:: SHORT TASK ::
Retype the listing that follows, word for word.

--- start of SUPPLIED DATA ---

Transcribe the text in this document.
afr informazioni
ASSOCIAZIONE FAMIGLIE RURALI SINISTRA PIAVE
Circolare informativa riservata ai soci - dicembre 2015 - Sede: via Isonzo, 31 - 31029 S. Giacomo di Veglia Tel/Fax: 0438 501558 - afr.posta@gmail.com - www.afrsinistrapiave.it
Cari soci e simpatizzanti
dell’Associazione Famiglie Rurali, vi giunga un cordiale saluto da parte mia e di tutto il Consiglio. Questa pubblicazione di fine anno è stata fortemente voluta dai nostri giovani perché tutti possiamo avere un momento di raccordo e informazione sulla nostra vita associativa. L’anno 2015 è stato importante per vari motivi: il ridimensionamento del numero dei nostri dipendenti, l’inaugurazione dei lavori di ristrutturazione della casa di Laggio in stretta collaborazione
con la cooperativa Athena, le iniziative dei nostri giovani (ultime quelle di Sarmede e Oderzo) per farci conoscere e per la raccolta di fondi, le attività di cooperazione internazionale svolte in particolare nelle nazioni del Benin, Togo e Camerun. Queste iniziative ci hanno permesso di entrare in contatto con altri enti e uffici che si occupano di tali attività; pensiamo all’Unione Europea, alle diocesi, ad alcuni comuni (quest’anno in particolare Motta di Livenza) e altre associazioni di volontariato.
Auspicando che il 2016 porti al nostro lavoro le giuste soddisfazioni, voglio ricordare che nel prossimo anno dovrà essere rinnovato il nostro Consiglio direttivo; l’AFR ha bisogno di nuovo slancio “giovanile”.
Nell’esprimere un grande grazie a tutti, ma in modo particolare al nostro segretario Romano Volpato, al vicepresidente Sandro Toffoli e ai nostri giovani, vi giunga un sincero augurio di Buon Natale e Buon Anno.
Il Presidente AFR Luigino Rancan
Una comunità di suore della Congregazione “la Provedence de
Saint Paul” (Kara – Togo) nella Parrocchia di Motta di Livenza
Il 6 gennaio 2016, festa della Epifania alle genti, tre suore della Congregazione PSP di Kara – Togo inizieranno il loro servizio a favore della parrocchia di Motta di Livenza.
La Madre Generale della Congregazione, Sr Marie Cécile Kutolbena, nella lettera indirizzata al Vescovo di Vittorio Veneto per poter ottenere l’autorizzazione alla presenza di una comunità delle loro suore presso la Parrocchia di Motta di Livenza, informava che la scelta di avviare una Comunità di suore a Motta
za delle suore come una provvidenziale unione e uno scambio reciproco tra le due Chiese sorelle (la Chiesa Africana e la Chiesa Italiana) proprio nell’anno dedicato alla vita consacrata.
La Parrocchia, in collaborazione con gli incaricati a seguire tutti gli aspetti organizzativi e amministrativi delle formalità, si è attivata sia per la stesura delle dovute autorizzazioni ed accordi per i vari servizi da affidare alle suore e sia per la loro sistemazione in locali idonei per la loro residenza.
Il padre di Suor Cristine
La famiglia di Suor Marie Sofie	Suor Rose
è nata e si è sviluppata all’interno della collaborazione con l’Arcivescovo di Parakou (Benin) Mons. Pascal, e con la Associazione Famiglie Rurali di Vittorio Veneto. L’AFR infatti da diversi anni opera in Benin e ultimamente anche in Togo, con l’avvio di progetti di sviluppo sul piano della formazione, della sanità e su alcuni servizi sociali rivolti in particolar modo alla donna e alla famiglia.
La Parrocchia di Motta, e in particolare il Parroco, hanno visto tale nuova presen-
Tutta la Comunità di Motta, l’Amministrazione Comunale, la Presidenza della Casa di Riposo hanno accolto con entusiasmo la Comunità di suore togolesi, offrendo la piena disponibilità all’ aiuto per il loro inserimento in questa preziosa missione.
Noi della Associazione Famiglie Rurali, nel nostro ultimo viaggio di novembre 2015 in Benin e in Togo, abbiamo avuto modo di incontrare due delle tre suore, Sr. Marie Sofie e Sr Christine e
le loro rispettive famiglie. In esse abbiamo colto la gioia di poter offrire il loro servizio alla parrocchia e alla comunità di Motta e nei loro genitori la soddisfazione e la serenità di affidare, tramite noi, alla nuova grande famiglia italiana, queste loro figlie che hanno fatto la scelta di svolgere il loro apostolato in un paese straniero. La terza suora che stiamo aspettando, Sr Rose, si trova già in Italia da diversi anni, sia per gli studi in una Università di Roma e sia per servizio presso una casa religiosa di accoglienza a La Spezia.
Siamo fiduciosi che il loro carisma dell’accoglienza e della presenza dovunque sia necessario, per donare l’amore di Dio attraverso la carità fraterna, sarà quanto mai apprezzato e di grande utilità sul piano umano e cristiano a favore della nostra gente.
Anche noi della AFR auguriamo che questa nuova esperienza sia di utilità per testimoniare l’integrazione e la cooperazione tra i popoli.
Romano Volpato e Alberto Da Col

--- end of SUPPLIED DATA ---

:: RESULT OF THE EXERCISE ::
Transcribe the text in this document.
afr informazioni
ASSOCIAZIONE FAMIGLIE RURALI SINISTRA PIAVE
Circolare informativa riservata ai soci - dicembre 2015 - Sede: via Isonzo, 31 - 31029 S. Giacomo di Veglia Tel/Fax: 0438 501558 - afr.posta@gmail.com - www.afrsinistrapiave.it
Cari soci e simpatizzanti
dell’Associazione Famiglie Rurali, vi giunga un cordiale saluto da parte mia e di tutto il Consiglio. Questa pubblicazione di fine anno è stata fortemente voluta dai nostri giovani perché tutti possiamo avere un momento di raccordo e informazione sulla nostra vita associativa. L’anno 2015 è stato importante per vari motivi: il ridimensionamento del numero dei nostri dipendenti, l’inaugurazione dei lavori di ristrutturazione della casa di Laggio in stretta collaborazione
con la cooperativa Athena, le iniziative dei nostri giovani (ultime quelle di Sarmede e Oderzo) per farci conoscere e per la raccolta di fondi, le attività di cooperazione internazionale svolte in particolare nelle nazioni del Benin, Togo e Camerun. Queste iniziative ci hanno permesso di entrare in contatto con altri enti e uffici che si occupano di tali attività; pensiamo all’Unione Europea, alle diocesi, ad alcuni comuni (quest’anno in particolare Motta di Livenza) e altre associazioni di volontariato.
Auspicando che il 2016 porti al nostro lavoro le giuste soddisfazioni, voglio ricordare che nel prossimo anno dovrà essere rinnovato il nostro Consiglio direttivo; l’AFR ha bisogno di nuovo slancio “giovanile”.
Nell’esprimere un grande grazie a tutti, ma in modo particolare al nostro segretario Romano Volpato, al vicepresidente Sandro Toffoli e ai nostri giovani, vi giunga un sincero augurio di Buon Natale e Buon Anno.
Il Presidente AFR Luigino Rancan
Una comunità di suore della Congregazione “la Provedence de
Saint Paul” (Kara – Togo) nella Parrocchia di Motta di Livenza
Il 6 gennaio 2016, festa della Epifania alle genti, tre suore della Congregazione PSP di Kara – Togo inizieranno il loro servizio a favore della parrocchia di Motta di Livenza.
La Madre Generale della Congregazione, Sr Marie Cécile Kutolbena, nella lettera indirizzata al Vescovo di Vittorio Veneto per poter ottenere l’autorizzazione alla presenza di una comunità delle loro suore presso la Parrocchia di Motta di Livenza, informava che la scelta di avviare una Comunità di suore a Motta
za delle suore come una provvidenziale unione e uno scambio reciproco tra le due Chiese sorelle (la Chiesa Africana e la Chiesa Italiana) proprio nell’anno dedicato alla vita consacrata.
La Parrocchia, in collaborazione con gli incaricati a seguire tutti gli aspetti organizzativi e amministrativi delle formalità, si è attivata sia per la stesura delle dovute autorizzazioni ed accordi per i vari servizi da affidare alle suore e sia per la loro sistemazione in locali idonei per la loro residenza.
Il padre di Suor Cristine
La famiglia di Suor Marie Sofie	Suor Rose
è nata e si è sviluppata all’interno della collaborazione con l’Arcivescovo di Parakou (Benin) Mons. Pascal, e con la Associazione Famiglie Rurali di Vittorio Veneto. L’AFR infatti da diversi anni opera in Benin e ultimamente anche in Togo, con l’avvio di progetti di sviluppo sul piano della formazione, della sanità e su alcuni servizi sociali rivolti in particolar modo alla donna e alla famiglia.
La Parrocchia di Motta, e in particolare il Parroco, hanno visto tale nuova presen-
Tutta la Comunità di Motta, l’Amministrazione Comunale, la Presidenza della Casa di Riposo hanno accolto con entusiasmo la Comunità di suore togolesi, offrendo la piena disponibilità all’ aiuto per il loro inserimento in questa preziosa missione.
Noi della Associazione Famiglie Rurali, nel nostro ultimo viaggio di novembre 2015 in Benin e in Togo, abbiamo avuto modo di incontrare due delle tre suore, Sr. Marie Sofie e Sr Christine e
le loro rispettive famiglie. In esse abbiamo colto la gioia di poter offrire il loro servizio alla parrocchia e alla comunità di Motta e nei loro genitori la soddisfazione e la serenità di affidare, tramite noi, alla nuova grande famiglia italiana, queste loro figlie che hanno fatto la scelta di svolgere il loro apostolato in un paese straniero. La terza suora che stiamo aspettando, Sr Rose, si trova già in Italia da diversi anni, sia per gli studi in una Università di Roma e sia per servizio presso una casa religiosa di accoglienza a La Spezia.
Siamo fiduciosi che il loro carisma dell’accoglienza e della presenza dovunque sia necessario, per donare l’amore di Dio attraverso la carità fraterna, sarà quanto mai apprezzato e di grande utilità sul piano umano e cristiano a favore della nostra gente.
Anche noi della AFR auguriamo che questa nuova esperienza sia di utilità per testimoniare l’integrazione e la cooperazione tra i popoli.
Romano Volpato e Alberto Da Col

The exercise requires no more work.